--- DOCUMENT SEGMENT ---

Overview of Bicycling in Cuba, 2000

Santiago de Cuba is the city where we started our bicycling journey in January 2000, where we studied Spanish, and where we spent the most time. This is the cathedral in Parque Cèspedes, the center of the old city.

Cathedral, Santiago de Cuba

bicycling near Santiago de Cuba

During our three weeks in Santiago de Cuba, after morning Spanish lessons, we went riding nearly every day to get in shape. To enjoy biking in the central city, one must develop a taste for diesel fumes, but quiet rural roads are not far away.

Leaving Santiago de Cuba, we traveled west along the south coast to Granma Province. We rode Bike-E semi-recumbents for this trip because they are great for comfortable, leisurely sightseeing.

bicycling south coast, Santiago de Cuba

Sierra Maestra, Cuba

Looking north from the same coast road, we saw the Sierra Maestra -- Cuba's highest mountain range. With these mountains on one side and the Caribbean Sea on the other, it was a truly spectacular ride.

Then we climbed over the tail end of the Sierra Maestra to reach Bayamo, a small city of great historical interest, and the capital of Granma Province. It was one of our favorite places, and it is not overrun by tourists.

---

▶ WHAT THIS EXERCISE ASKS
1. In the Cuba bicycling overview, what type of bicycle did the riders use on this trip?
2. Update the passage of the Cuba bicycling overview starting at "During our three" and ending at "comfortable, leisurely sightseeing.", changing "diesel fumes" to "exhaust fumes".

--- GIVEN RECORDS ---

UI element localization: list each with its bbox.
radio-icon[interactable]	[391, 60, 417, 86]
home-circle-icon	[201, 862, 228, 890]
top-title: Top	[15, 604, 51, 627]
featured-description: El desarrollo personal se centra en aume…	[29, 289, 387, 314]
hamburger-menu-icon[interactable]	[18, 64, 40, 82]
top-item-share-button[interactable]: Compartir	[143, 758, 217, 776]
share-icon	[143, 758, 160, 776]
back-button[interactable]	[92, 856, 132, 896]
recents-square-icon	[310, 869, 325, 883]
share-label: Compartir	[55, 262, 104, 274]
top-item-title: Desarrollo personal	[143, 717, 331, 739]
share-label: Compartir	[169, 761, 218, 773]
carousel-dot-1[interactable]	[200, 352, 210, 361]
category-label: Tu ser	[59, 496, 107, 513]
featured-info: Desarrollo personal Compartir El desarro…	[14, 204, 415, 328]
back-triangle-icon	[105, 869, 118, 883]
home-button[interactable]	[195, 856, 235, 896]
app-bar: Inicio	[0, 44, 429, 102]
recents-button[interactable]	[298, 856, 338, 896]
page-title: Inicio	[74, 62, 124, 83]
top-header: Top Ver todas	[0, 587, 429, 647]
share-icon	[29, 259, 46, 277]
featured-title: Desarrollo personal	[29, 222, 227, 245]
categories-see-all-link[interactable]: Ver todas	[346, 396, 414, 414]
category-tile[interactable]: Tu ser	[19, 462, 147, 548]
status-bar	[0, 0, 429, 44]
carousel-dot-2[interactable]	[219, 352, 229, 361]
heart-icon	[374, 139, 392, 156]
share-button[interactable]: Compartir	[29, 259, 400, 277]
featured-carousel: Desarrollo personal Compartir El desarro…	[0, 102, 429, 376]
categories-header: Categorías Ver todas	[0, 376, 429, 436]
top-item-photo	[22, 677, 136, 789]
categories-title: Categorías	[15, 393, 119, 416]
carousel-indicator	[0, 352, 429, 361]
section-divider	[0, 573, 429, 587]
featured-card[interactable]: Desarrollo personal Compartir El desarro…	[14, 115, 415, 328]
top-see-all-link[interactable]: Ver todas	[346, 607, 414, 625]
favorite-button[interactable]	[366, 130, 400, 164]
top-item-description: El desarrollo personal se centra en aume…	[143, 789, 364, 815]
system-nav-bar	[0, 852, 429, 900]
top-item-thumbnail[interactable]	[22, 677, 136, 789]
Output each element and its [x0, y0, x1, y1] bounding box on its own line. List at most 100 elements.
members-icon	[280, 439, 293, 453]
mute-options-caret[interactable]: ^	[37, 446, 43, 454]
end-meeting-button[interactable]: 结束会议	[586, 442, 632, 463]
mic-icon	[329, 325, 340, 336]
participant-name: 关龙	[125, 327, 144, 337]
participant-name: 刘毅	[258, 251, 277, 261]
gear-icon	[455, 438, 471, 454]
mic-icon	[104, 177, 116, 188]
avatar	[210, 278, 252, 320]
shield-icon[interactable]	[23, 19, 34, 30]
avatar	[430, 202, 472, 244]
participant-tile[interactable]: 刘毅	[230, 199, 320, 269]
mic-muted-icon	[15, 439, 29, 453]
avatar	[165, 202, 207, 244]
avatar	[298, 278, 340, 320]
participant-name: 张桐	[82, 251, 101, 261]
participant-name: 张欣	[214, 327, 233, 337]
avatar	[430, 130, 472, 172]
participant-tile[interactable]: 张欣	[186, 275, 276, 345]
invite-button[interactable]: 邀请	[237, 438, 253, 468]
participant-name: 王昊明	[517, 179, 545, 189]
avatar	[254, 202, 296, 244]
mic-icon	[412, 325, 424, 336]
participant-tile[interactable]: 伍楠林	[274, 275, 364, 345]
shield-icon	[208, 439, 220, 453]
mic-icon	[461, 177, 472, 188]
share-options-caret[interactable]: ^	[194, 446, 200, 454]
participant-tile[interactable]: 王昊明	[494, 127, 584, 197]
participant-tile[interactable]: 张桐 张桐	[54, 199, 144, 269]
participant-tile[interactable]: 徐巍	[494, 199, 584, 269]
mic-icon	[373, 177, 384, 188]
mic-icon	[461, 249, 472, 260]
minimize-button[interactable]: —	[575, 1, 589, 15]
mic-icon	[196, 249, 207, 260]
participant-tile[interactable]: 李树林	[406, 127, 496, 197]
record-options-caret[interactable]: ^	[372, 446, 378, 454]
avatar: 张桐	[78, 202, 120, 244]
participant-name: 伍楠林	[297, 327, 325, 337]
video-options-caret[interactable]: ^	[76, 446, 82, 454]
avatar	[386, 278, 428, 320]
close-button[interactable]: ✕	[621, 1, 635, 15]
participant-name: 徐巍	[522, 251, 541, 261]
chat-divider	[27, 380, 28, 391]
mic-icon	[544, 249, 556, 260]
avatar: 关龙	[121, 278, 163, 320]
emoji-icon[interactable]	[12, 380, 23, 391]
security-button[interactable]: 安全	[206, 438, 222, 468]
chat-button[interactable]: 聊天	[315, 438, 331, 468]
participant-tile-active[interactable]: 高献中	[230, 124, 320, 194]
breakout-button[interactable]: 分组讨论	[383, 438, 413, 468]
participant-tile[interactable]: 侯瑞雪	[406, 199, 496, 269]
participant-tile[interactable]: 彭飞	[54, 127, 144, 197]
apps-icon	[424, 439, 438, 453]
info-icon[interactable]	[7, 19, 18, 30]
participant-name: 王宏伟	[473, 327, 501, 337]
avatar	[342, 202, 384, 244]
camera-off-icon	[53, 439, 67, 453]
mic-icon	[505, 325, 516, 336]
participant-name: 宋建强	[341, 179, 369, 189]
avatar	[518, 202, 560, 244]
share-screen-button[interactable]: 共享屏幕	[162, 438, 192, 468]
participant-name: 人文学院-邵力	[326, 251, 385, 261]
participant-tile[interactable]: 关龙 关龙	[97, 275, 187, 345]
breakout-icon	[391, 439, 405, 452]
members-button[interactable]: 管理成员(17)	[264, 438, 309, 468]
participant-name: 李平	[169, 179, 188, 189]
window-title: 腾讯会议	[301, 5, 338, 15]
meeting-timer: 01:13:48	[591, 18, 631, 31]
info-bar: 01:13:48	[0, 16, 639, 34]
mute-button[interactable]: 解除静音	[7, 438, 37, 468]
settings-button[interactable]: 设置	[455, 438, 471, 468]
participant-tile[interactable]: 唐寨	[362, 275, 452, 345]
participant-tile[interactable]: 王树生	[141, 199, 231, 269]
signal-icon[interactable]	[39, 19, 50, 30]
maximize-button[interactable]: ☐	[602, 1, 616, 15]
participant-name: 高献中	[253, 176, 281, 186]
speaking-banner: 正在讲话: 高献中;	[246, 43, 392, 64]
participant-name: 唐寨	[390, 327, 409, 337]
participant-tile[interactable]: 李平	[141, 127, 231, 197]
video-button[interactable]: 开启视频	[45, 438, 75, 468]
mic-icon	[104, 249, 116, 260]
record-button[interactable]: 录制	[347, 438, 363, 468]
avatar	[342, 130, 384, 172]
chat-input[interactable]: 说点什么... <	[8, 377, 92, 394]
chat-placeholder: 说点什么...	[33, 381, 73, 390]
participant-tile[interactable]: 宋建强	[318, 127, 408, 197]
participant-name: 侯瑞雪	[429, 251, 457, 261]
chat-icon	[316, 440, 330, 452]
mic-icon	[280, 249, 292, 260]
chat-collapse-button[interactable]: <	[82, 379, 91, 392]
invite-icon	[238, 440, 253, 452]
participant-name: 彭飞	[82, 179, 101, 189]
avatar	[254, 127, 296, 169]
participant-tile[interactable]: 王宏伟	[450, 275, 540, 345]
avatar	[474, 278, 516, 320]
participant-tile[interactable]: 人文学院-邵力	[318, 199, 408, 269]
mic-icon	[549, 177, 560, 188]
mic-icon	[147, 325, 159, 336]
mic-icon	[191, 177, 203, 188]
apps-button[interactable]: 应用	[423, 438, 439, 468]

---

▶ WRITTEN RESPONSES
1. Bike-E semi-recumbents.

2.
During our three weeks in Santiago de Cuba, after morning Spanish lessons, we went riding nearly every day to get in shape. To enjoy biking in the central city, one must develop a taste for exhaust fumes, but quiet rural roads are not far away.

Leaving Santiago de Cuba, we traveled west along the south coast to Granma Province. We rode Bike-E semi-recumbents for this trip because they are great for comfortable, leisurely sightseeing.